(Saved data entries)

■ ■ ■ ■ ■ ■ ■

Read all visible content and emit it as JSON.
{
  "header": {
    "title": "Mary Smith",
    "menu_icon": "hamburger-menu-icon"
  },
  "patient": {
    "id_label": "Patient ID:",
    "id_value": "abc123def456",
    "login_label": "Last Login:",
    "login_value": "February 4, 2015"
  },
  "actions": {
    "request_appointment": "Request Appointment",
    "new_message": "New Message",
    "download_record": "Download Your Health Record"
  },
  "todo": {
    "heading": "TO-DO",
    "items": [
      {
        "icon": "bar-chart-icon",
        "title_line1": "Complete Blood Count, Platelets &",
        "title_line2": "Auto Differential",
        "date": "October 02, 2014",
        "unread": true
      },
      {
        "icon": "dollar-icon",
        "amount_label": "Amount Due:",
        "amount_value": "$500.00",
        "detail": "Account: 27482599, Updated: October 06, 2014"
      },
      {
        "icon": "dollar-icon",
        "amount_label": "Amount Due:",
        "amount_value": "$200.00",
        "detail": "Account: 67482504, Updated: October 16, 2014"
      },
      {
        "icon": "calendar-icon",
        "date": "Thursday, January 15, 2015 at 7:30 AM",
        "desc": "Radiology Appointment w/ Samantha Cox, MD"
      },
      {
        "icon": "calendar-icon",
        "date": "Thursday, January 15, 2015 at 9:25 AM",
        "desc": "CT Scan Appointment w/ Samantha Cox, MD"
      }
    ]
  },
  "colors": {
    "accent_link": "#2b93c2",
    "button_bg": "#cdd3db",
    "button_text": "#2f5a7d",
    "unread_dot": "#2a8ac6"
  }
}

■ ■ ■ ■ ■ ■ ■

**REQUIRED TASK**
Restate the data above word for word.

**WRITTEN RESPONSE**
Read all visible content and emit it as JSON.
{
  "header": {
    "title": "Mary Smith",
    "menu_icon": "hamburger-menu-icon"
  },
  "patient": {
    "id_label": "Patient ID:",
    "id_value": "abc123def456",
    "login_label": "Last Login:",
    "login_value": "February 4, 2015"
  },
  "actions": {
    "request_appointment": "Request Appointment",
    "new_message": "New Message",
    "download_record": "Download Your Health Record"
  },
  "todo": {
    "heading": "TO-DO",
    "items": [
      {
        "icon": "bar-chart-icon",
        "title_line1": "Complete Blood Count, Platelets &",
        "title_line2": "Auto Differential",
        "date": "October 02, 2014",
        "unread": true
      },
      {
        "icon": "dollar-icon",
        "amount_label": "Amount Due:",
        "amount_value": "$500.00",
        "detail": "Account: 27482599, Updated: October 06, 2014"
      },
      {
        "icon": "dollar-icon",
        "amount_label": "Amount Due:",
        "amount_value": "$200.00",
        "detail": "Account: 67482504, Updated: October 16, 2014"
      },
      {
        "icon": "calendar-icon",
        "date": "Thursday, January 15, 2015 at 7:30 AM",
        "desc": "Radiology Appointment w/ Samantha Cox, MD"
      },
      {
        "icon": "calendar-icon",
        "date": "Thursday, January 15, 2015 at 9:25 AM",
        "desc": "CT Scan Appointment w/ Samantha Cox, MD"
      }
    ]
  },
  "colors": {
    "accent_link": "#2b93c2",
    "button_bg": "#cdd3db",
    "button_text": "#2f5a7d",
    "unread_dot": "#2a8ac6"
  }
}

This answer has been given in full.